### Exercise details:
Repeat the listing in full. Nothing may be added or left out.

>> Start Data to process

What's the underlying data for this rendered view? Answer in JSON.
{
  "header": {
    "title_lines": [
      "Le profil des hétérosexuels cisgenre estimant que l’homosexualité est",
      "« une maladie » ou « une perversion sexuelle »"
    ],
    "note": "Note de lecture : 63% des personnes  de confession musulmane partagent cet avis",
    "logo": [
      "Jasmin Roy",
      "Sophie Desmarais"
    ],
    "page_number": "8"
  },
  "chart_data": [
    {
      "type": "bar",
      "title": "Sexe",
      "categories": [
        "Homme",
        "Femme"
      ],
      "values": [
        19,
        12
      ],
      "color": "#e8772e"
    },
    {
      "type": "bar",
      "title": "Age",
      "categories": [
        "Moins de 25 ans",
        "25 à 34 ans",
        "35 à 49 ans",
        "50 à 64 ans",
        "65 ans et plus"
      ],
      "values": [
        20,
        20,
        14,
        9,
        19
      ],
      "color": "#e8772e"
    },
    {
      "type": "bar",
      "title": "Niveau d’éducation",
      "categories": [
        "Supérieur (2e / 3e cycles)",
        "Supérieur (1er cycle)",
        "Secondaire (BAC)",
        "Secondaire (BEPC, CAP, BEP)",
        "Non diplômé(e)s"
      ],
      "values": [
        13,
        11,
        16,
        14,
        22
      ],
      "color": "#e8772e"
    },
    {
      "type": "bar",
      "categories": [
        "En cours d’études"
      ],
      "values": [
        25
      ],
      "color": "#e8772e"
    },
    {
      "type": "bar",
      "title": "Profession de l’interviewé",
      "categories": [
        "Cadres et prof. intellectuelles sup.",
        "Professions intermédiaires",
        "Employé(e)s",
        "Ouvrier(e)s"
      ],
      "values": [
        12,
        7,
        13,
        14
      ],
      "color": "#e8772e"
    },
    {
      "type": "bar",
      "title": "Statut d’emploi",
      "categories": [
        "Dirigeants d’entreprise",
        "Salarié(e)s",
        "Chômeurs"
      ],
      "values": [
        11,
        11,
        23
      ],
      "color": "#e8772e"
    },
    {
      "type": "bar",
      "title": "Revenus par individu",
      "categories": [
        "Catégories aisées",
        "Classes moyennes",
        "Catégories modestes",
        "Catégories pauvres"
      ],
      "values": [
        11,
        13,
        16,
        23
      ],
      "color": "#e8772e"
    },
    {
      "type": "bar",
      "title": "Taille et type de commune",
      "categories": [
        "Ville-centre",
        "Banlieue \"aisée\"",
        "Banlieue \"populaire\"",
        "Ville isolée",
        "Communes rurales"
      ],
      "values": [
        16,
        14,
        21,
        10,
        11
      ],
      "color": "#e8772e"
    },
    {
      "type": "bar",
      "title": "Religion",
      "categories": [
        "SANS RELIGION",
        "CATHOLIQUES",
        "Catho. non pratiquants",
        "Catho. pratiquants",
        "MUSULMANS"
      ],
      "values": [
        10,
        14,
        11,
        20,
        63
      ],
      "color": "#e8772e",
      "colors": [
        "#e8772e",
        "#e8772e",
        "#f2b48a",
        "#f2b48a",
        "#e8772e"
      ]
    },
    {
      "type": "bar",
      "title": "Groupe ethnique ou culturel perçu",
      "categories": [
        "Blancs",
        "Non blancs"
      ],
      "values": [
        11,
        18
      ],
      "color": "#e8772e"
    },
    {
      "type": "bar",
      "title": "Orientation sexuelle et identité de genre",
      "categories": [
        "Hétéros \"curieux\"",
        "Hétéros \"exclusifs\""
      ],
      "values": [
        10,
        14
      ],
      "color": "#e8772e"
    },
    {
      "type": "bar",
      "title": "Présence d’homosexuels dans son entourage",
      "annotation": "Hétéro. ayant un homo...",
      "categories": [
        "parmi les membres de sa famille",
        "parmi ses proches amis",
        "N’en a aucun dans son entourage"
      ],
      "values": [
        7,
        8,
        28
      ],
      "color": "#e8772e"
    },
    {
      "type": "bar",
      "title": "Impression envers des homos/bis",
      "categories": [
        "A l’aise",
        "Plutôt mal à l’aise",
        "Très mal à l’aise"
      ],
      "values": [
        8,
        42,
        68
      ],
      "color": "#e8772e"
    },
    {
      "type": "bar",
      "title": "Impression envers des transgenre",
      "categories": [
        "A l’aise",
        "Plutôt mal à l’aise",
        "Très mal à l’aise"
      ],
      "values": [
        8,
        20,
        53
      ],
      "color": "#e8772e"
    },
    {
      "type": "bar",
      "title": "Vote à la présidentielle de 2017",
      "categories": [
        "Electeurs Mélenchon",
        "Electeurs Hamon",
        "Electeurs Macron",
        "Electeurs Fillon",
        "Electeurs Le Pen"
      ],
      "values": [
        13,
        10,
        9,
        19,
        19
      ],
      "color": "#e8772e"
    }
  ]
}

>> End Data to process

### Response:
What's the underlying data for this rendered view? Answer in JSON.
{
  "header": {
    "title_lines": [
      "Le profil des hétérosexuels cisgenre estimant que l’homosexualité est",
      "« une maladie » ou « une perversion sexuelle »"
    ],
    "note": "Note de lecture : 63% des personnes  de confession musulmane partagent cet avis",
    "logo": [
      "Jasmin Roy",
      "Sophie Desmarais"
    ],
    "page_number": "8"
  },
  "chart_data": [
    {
      "type": "bar",
      "title": "Sexe",
      "categories": [
        "Homme",
        "Femme"
      ],
      "values": [
        19,
        12
      ],
      "color": "#e8772e"
    },
    {
      "type": "bar",
      "title": "Age",
      "categories": [
        "Moins de 25 ans",
        "25 à 34 ans",
        "35 à 49 ans",
        "50 à 64 ans",
        "65 ans et plus"
      ],
      "values": [
        20,
        20,
        14,
        9,
        19
      ],
      "color": "#e8772e"
    },
    {
      "type": "bar",
      "title": "Niveau d’éducation",
      "categories": [
        "Supérieur (2e / 3e cycles)",
        "Supérieur (1er cycle)",
        "Secondaire (BAC)",
        "Secondaire (BEPC, CAP, BEP)",
        "Non diplômé(e)s"
      ],
      "values": [
        13,
        11,
        16,
        14,
        22
      ],
      "color": "#e8772e"
    },
    {
      "type": "bar",
      "categories": [
        "En cours d’études"
      ],
      "values": [
        25
      ],
      "color": "#e8772e"
    },
    {
      "type": "bar",
      "title": "Profession de l’interviewé",
      "categories": [
        "Cadres et prof. intellectuelles sup.",
        "Professions intermédiaires",
        "Employé(e)s",
        "Ouvrier(e)s"
      ],
      "values": [
        12,
        7,
        13,
        14
      ],
      "color": "#e8772e"
    },
    {
      "type": "bar",
      "title": "Statut d’emploi",
      "categories": [
        "Dirigeants d’entreprise",
        "Salarié(e)s",
        "Chômeurs"
      ],
      "values": [
        11,
        11,
        23
      ],
      "color": "#e8772e"
    },
    {
      "type": "bar",
      "title": "Revenus par individu",
      "categories": [
        "Catégories aisées",
        "Classes moyennes",
        "Catégories modestes",
        "Catégories pauvres"
      ],
      "values": [
        11,
        13,
        16,
        23
      ],
      "color": "#e8772e"
    },
    {
      "type": "bar",
      "title": "Taille et type de commune",
      "categories": [
        "Ville-centre",
        "Banlieue \"aisée\"",
        "Banlieue \"populaire\"",
        "Ville isolée",
        "Communes rurales"
      ],
      "values": [
        16,
        14,
        21,
        10,
        11
      ],
      "color": "#e8772e"
    },
    {
      "type": "bar",
      "title": "Religion",
      "categories": [
        "SANS RELIGION",
        "CATHOLIQUES",
        "Catho. non pratiquants",
        "Catho. pratiquants",
        "MUSULMANS"
      ],
      "values": [
        10,
        14,
        11,
        20,
        63
      ],
      "color": "#e8772e",
      "colors": [
        "#e8772e",
        "#e8772e",
        "#f2b48a",
        "#f2b48a",
        "#e8772e"
      ]
    },
    {
      "type": "bar",
      "title": "Groupe ethnique ou culturel perçu",
      "categories": [
        "Blancs",
        "Non blancs"
      ],
      "values": [
        11,
        18
      ],
      "color": "#e8772e"
    },
    {
      "type": "bar",
      "title": "Orientation sexuelle et identité de genre",
      "categories": [
        "Hétéros \"curieux\"",
        "Hétéros \"exclusifs\""
      ],
      "values": [
        10,
        14
      ],
      "color": "#e8772e"
    },
    {
      "type": "bar",
      "title": "Présence d’homosexuels dans son entourage",
      "annotation": "Hétéro. ayant un homo...",
      "categories": [
        "parmi les membres de sa famille",
        "parmi ses proches amis",
        "N’en a aucun dans son entourage"
      ],
      "values": [
        7,
        8,
        28
      ],
      "color": "#e8772e"
    },
    {
      "type": "bar",
      "title": "Impression envers des homos/bis",
      "categories": [
        "A l’aise",
        "Plutôt mal à l’aise",
        "Très mal à l’aise"
      ],
      "values": [
        8,
        42,
        68
      ],
      "color": "#e8772e"
    },
    {
      "type": "bar",
      "title": "Impression envers des transgenre",
      "categories": [
        "A l’aise",
        "Plutôt mal à l’aise",
        "Très mal à l’aise"
      ],
      "values": [
        8,
        20,
        53
      ],
      "color": "#e8772e"
    },
    {
      "type": "bar",
      "title": "Vote à la présidentielle de 2017",
      "categories": [
        "Electeurs Mélenchon",
        "Electeurs Hamon",
        "Electeurs Macron",
        "Electeurs Fillon",
        "Electeurs Le Pen"
      ],
      "values": [
        13,
        10,
        9,
        19,
        19
      ],
      "color": "#e8772e"
    }
  ]
}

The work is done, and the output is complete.